Please print the full listing exactly.
-- Start of MATERIAL --
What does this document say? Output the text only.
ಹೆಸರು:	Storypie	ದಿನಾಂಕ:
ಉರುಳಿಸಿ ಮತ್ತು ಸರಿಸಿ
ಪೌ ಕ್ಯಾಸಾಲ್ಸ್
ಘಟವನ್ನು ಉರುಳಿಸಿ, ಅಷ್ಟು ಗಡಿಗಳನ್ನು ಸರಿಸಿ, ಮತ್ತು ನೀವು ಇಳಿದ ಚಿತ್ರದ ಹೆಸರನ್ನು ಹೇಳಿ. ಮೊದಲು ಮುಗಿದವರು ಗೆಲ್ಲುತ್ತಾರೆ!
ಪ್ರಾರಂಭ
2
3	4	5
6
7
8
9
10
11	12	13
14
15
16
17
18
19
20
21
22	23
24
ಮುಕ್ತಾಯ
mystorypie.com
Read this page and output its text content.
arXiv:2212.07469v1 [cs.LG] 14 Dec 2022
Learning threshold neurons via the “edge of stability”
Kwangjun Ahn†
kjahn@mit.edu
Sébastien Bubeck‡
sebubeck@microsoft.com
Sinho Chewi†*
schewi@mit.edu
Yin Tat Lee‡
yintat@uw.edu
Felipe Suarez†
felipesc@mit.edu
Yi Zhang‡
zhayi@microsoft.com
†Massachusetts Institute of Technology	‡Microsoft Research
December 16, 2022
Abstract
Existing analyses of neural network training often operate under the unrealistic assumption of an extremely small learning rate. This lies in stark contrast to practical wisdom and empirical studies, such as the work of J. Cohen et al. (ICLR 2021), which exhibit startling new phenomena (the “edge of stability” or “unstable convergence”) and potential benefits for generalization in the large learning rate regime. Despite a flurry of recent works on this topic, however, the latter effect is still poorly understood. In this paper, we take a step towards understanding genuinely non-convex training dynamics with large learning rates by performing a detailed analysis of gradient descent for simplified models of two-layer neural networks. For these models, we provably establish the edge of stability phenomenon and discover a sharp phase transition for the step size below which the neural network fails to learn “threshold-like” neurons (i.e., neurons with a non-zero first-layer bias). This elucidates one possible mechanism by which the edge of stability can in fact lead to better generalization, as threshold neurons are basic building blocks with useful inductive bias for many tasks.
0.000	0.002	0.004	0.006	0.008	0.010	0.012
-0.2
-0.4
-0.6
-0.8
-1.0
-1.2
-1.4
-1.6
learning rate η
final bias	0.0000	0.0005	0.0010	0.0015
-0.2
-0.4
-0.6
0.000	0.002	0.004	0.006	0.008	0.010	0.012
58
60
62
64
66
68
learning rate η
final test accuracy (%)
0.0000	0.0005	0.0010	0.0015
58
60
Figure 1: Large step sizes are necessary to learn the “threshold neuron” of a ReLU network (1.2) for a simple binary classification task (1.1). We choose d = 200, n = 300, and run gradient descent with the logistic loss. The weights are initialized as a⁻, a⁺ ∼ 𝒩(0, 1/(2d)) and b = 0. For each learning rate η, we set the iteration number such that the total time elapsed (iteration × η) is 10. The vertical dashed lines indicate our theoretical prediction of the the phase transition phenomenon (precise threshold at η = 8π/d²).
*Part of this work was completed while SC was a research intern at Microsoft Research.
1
-- End of MATERIAL --
EXERCISE OUTPUT>
What does this document say? Output the text only.
ಹೆಸರು:	Storypie	ದಿನಾಂಕ:
ಉರುಳಿಸಿ ಮತ್ತು ಸರಿಸಿ
ಪೌ ಕ್ಯಾಸಾಲ್ಸ್
ಘಟವನ್ನು ಉರುಳಿಸಿ, ಅಷ್ಟು ಗಡಿಗಳನ್ನು ಸರಿಸಿ, ಮತ್ತು ನೀವು ಇಳಿದ ಚಿತ್ರದ ಹೆಸರನ್ನು ಹೇಳಿ. ಮೊದಲು ಮುಗಿದವರು ಗೆಲ್ಲುತ್ತಾರೆ!
ಪ್ರಾರಂಭ
2
3	4	5
6
7
8
9
10
11	12	13
14
15
16
17
18
19
20
21
22	23
24
ಮುಕ್ತಾಯ
mystorypie.com
Read this page and output its text content.
arXiv:2212.07469v1 [cs.LG] 14 Dec 2022
Learning threshold neurons via the “edge of stability”
Kwangjun Ahn†
kjahn@mit.edu
Sébastien Bubeck‡
sebubeck@microsoft.com
Sinho Chewi†*
schewi@mit.edu
Yin Tat Lee‡
yintat@uw.edu
Felipe Suarez†
felipesc@mit.edu
Yi Zhang‡
zhayi@microsoft.com
†Massachusetts Institute of Technology	‡Microsoft Research
December 16, 2022
Abstract
Existing analyses of neural network training often operate under the unrealistic assumption of an extremely small learning rate. This lies in stark contrast to practical wisdom and empirical studies, such as the work of J. Cohen et al. (ICLR 2021), which exhibit startling new phenomena (the “edge of stability” or “unstable convergence”) and potential benefits for generalization in the large learning rate regime. Despite a flurry of recent works on this topic, however, the latter effect is still poorly understood. In this paper, we take a step towards understanding genuinely non-convex training dynamics with large learning rates by performing a detailed analysis of gradient descent for simplified models of two-layer neural networks. For these models, we provably establish the edge of stability phenomenon and discover a sharp phase transition for the step size below which the neural network fails to learn “threshold-like” neurons (i.e., neurons with a non-zero first-layer bias). This elucidates one possible mechanism by which the edge of stability can in fact lead to better generalization, as threshold neurons are basic building blocks with useful inductive bias for many tasks.
0.000	0.002	0.004	0.006	0.008	0.010	0.012
-0.2
-0.4
-0.6
-0.8
-1.0
-1.2
-1.4
-1.6
learning rate η
final bias	0.0000	0.0005	0.0010	0.0015
-0.2
-0.4
-0.6
0.000	0.002	0.004	0.006	0.008	0.010	0.012
58
60
62
64
66
68
learning rate η
final test accuracy (%)
0.0000	0.0005	0.0010	0.0015
58
60
Figure 1: Large step sizes are necessary to learn the “threshold neuron” of a ReLU network (1.2) for a simple binary classification task (1.1). We choose d = 200, n = 300, and run gradient descent with the logistic loss. The weights are initialized as a⁻, a⁺ ∼ 𝒩(0, 1/(2d)) and b = 0. For each learning rate η, we set the iteration number such that the total time elapsed (iteration × η) is 10. The vertical dashed lines indicate our theoretical prediction of the the phase transition phenomenon (precise threshold at η = 8π/d²).
*Part of this work was completed while SC was a research intern at Microsoft Research.
1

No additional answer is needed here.